• EXERCISE TASK
Each record that follows should be repeated exactly, minus any images.

• LISTED ENTRIES

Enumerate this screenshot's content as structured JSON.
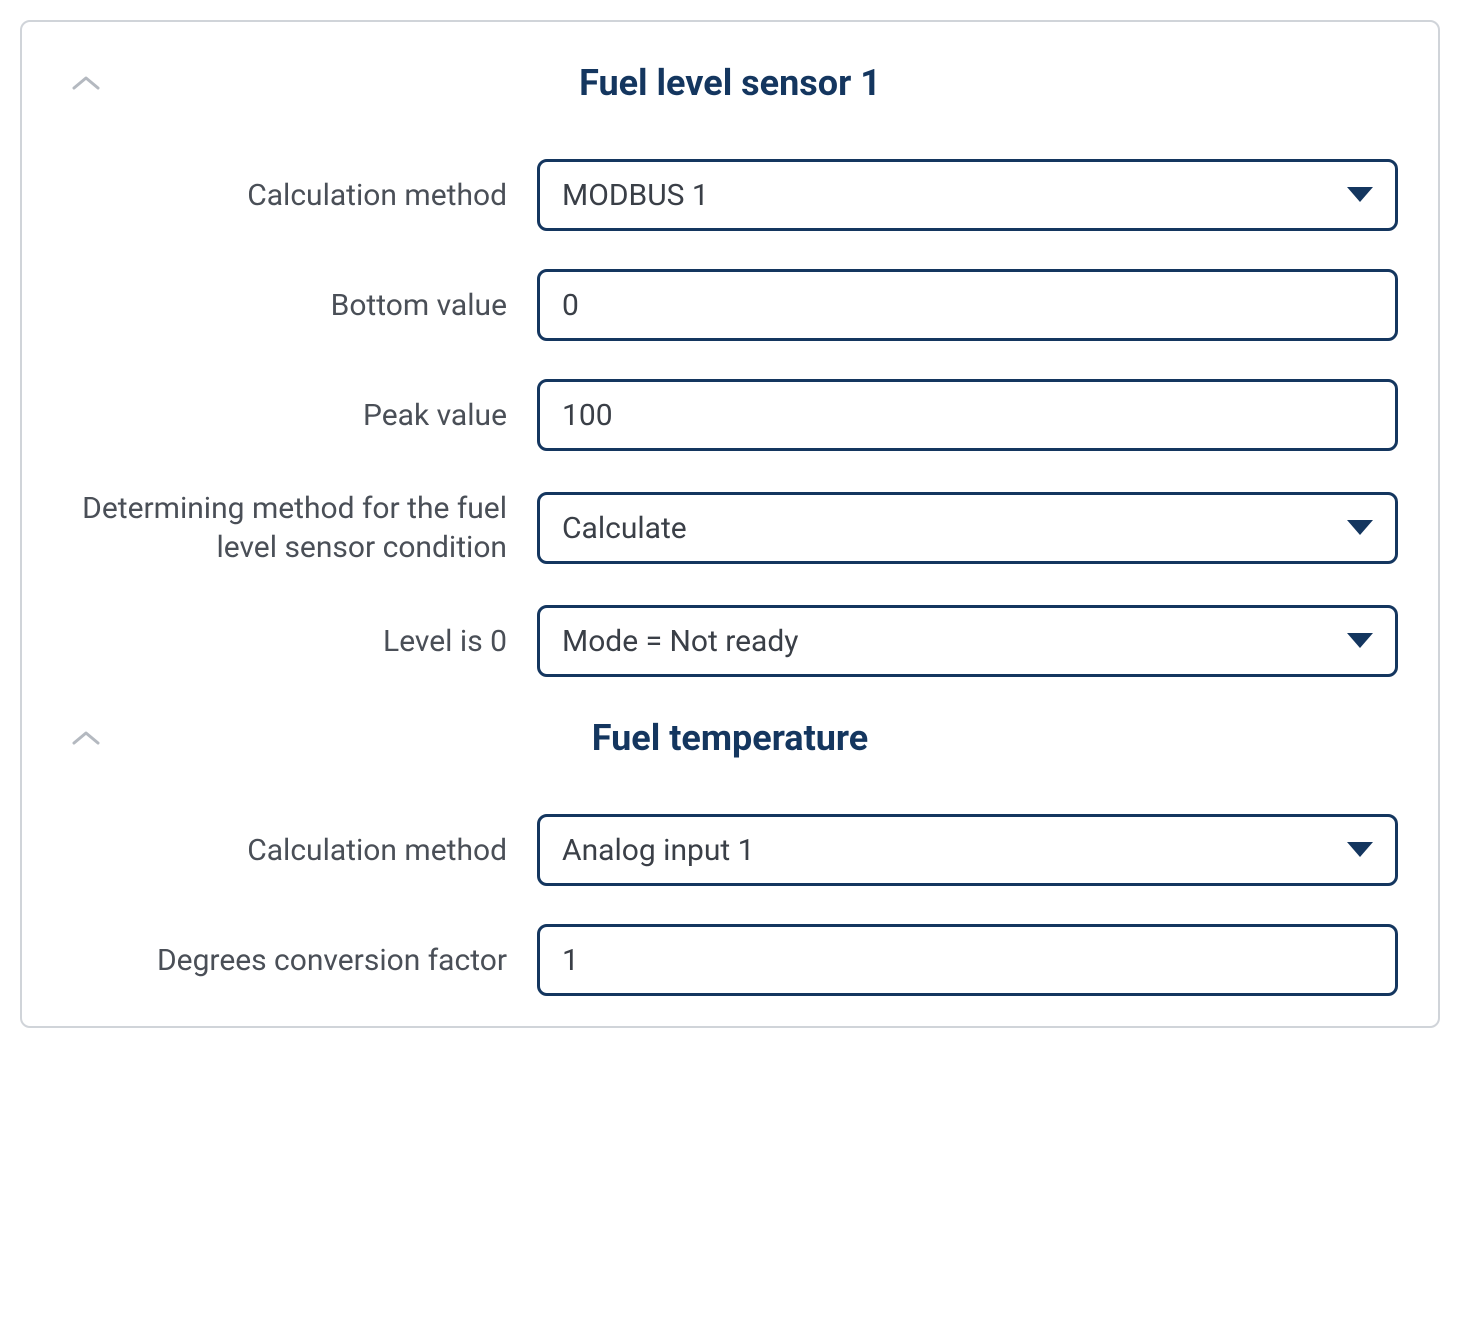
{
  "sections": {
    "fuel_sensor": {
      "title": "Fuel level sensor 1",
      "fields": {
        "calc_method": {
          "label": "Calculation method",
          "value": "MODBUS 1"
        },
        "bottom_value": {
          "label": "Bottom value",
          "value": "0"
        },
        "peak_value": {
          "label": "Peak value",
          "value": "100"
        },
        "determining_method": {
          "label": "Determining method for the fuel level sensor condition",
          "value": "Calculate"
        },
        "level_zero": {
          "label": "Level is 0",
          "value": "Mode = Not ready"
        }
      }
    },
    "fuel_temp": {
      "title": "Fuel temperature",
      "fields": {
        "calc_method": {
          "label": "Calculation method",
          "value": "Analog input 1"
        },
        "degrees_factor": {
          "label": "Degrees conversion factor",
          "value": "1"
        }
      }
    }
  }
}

• EXERCISE SOLUTION
Enumerate this screenshot's content as structured JSON.
{
  "sections": {
    "fuel_sensor": {
      "title": "Fuel level sensor 1",
      "fields": {
        "calc_method": {
          "label": "Calculation method",
          "value": "MODBUS 1"
        },
        "bottom_value": {
          "label": "Bottom value",
          "value": "0"
        },
        "peak_value": {
          "label": "Peak value",
          "value": "100"
        },
        "determining_method": {
          "label": "Determining method for the fuel level sensor condition",
          "value": "Calculate"
        },
        "level_zero": {
          "label": "Level is 0",
          "value": "Mode = Not ready"
        }
      }
    },
    "fuel_temp": {
      "title": "Fuel temperature",
      "fields": {
        "calc_method": {
          "label": "Calculation method",
          "value": "Analog input 1"
        },
        "degrees_factor": {
          "label": "Degrees conversion factor",
          "value": "1"
        }
      }
    }
  }
}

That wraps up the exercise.